# Passage to read
Add export to PDF button on reports page
**After (strong ticket):**
**Summary**
Add a PDF export feature to the Reports page that allows users
to generate and download formatted reports directly from the UI.
**Detailed Description**
Users currently copy report data manually into external tools
to create formatted PDFs for client distribution. This feature
adds a native export option that eliminates that workflow and
reduces report preparation time. The export should reflect the
current filtered view of the report, not the full dataset.
**Technical Requirements**
- Export button appears in the top-right action bar of the Reports page
- Clicking the button generates a PDF of the currently visible report view
- PDF filename defaults to: [ReportName]_[YYYY-MM-DD].pdf
- Export respects all active filters and date range selections
- Error state handles failed generation with a toast notification
**Design Specifications**
- Button uses the secondary action style from the design system
- Loading state shows a spinner with "Generating PDF..." label
- Downloaded file opens in the browser's default PDF viewer
**Accessibility Notes**
- Button is keyboard accessible and focus-visible
- ARIA label reads: "Export current report as PDF"
- Error toast is announced to screen readers
That before/after does two things at once. It shows the model what a weak input looks like and what a strong output looks like. More importantly, it calibrates quality level. "Strong" is now defined by a concrete example, not an abstract instruction.
> Tip: Pull your example from a real ticket your team has already approved. It does not need to be perfect -- it needs to be representative of the standard you want to replicate.

# What to do
**1.** In the passage on writing strong tickets, rewrite the paragraph beginning "Users currently copy report data manually" as a short bulleted list that keeps its main facts.
**2.** Go on with the passage on writing strong tickets, picking up right after its closing tip about pulling an example from an approved ticket.
The material after this plays no part here.

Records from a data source

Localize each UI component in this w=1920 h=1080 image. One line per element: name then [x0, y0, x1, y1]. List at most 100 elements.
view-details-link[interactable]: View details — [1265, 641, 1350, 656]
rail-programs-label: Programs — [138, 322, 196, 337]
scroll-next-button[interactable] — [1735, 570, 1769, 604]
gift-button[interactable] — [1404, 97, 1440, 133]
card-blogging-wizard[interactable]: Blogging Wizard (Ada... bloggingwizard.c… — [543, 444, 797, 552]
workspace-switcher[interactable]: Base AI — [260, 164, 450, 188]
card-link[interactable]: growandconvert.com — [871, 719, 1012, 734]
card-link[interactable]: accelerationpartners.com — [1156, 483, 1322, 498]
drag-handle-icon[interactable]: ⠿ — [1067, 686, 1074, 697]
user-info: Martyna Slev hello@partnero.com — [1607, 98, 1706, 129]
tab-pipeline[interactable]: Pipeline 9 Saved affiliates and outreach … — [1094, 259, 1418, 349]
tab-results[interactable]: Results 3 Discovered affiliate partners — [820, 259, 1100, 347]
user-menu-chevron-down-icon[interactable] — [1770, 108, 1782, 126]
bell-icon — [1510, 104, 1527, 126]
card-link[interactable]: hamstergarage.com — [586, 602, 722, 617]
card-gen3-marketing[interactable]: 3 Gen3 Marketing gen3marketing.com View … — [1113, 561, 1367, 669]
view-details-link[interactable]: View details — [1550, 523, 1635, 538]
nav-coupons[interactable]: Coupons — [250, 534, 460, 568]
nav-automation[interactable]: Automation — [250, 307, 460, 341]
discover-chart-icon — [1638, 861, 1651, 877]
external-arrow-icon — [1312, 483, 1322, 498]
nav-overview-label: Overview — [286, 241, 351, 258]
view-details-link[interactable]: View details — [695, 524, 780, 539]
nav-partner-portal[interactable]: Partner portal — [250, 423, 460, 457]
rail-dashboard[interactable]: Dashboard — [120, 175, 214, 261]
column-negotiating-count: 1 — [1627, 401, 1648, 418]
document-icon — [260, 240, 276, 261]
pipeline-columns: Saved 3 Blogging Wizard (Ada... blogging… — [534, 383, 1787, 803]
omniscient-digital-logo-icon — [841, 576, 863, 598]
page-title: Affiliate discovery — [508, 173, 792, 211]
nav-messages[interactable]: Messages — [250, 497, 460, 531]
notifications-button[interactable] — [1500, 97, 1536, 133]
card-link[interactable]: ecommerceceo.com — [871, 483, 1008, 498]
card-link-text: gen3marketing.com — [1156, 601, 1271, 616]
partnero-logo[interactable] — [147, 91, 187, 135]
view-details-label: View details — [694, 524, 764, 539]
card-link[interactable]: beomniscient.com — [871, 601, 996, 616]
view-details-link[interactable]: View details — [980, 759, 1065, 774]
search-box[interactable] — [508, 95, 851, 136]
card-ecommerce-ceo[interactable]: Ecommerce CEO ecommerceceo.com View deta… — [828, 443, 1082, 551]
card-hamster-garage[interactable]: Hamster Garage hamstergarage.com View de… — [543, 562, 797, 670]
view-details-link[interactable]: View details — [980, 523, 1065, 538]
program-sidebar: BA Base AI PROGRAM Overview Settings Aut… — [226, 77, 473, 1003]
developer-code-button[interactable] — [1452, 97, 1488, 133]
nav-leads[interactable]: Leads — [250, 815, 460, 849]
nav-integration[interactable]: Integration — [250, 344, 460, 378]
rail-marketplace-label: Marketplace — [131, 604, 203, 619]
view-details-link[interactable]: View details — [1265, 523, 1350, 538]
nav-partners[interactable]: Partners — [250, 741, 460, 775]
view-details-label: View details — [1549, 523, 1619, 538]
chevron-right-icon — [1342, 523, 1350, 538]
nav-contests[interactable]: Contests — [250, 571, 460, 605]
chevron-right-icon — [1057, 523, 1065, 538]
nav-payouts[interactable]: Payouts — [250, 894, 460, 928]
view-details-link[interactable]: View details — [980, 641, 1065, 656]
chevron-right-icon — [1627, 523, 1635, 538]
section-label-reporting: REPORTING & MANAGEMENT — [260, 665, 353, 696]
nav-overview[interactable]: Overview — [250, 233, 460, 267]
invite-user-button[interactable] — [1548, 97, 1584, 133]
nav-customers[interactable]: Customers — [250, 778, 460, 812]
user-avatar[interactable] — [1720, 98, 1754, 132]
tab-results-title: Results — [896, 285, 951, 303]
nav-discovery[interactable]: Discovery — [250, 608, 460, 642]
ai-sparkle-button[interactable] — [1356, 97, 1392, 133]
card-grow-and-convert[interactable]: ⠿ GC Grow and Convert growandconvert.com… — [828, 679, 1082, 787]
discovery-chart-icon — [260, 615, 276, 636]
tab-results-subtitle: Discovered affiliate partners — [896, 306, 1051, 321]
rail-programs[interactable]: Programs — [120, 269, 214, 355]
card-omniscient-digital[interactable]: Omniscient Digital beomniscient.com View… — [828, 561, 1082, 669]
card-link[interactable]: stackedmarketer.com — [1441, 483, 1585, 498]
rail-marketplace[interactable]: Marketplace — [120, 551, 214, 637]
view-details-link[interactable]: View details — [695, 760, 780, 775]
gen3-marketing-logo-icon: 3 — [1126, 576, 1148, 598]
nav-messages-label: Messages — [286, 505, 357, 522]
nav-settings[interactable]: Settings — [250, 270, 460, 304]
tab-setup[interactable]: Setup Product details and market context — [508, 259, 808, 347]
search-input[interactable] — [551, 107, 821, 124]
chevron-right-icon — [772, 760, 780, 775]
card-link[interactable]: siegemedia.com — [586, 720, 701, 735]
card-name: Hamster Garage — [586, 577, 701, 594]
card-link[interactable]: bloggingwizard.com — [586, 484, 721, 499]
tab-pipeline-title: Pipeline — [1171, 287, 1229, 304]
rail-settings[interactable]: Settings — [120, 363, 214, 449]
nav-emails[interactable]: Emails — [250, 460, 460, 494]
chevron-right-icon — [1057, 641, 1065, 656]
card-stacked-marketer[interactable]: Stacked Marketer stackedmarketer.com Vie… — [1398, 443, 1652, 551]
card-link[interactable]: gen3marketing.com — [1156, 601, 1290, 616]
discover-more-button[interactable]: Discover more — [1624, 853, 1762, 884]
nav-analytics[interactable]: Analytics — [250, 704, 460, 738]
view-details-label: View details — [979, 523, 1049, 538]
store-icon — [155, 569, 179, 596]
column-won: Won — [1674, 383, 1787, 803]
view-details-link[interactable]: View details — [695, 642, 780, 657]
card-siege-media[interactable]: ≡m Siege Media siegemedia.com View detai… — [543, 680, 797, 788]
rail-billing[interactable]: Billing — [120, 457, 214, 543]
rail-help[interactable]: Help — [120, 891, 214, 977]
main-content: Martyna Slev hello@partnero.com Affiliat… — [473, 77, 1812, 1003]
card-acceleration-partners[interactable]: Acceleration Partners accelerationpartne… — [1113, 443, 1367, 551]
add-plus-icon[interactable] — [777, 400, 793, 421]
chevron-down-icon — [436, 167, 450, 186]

# Exercise responses
**1.**
- Users now copy report data by hand into external tools to make formatted PDFs for clients.
- The feature adds a built-in export option that removes that workflow.
- It cuts report preparation time.
- The export reflects the current filtered view of the report, not the full dataset.

**2.**
---
The complete prompt
Here is the full improvement prompt assembled from every step in this guide. Each section is labeled with its function.
# Rewrite Product Ticket
## Role <- defines expertise and perspective
You are a UX designer with 5+ years of experience in enterprise web apps.
## Task <- specific requirements = the quality standard
Rewrite this ticket description to include:
- A clear one-sentence summary of the feature
- Explicit acceptance criteria the dev team can test against
- A definition of scope boundaries (what is not included)
- User impact: who benefits and why it matters to them
## Output Format <- structure locks in consistency
**Summary**
1-2 sentences describing the feature.
**Detailed Description**
1-2 paragraphs covering context, user need, and what this replaces or adds.
**Technical Requirements**
- Bulleted list
**Design Specifications**
- Bulleted list
**Accessibility Notes**
- Bulleted list
## Example <- few-shot calibration
**Before (weak ticket):**
Add export to PDF button on reports page
**After (strong ticket):**
**Summary**
Add a PDF export feature to the Reports page that allows users
to generate and download formatted reports directly from the UI.
**Detailed Description**
Users currently copy report data manually into external tools to
create formatted PDFs for client distribution. This feature adds
a native export option that eliminates that workflow and reduces
report preparation time. The export should reflect the current
filtered view, not the full dataset.
**Technical Requirements**
- Export button appears in the top-right action bar of the Reports page
- Clicking the button generates a PDF of the currently visible report view
- PDF filename defaults to: [ReportName]\_[YYYY-MM-DD].pdf
- Export respects all active filters and date range selections
- Error state handles failed generation with a toast notification
**Design Specifications**
- Button uses the secondary action style from the design system
- Loading state shows a spinner with "Generating PDF..." label
- Downloaded file opens in the browser's default PDF viewer
**Accessibility Notes**
- Button is keyboard accessible and focus-visible
- ARIA label reads: "Export current report as PDF"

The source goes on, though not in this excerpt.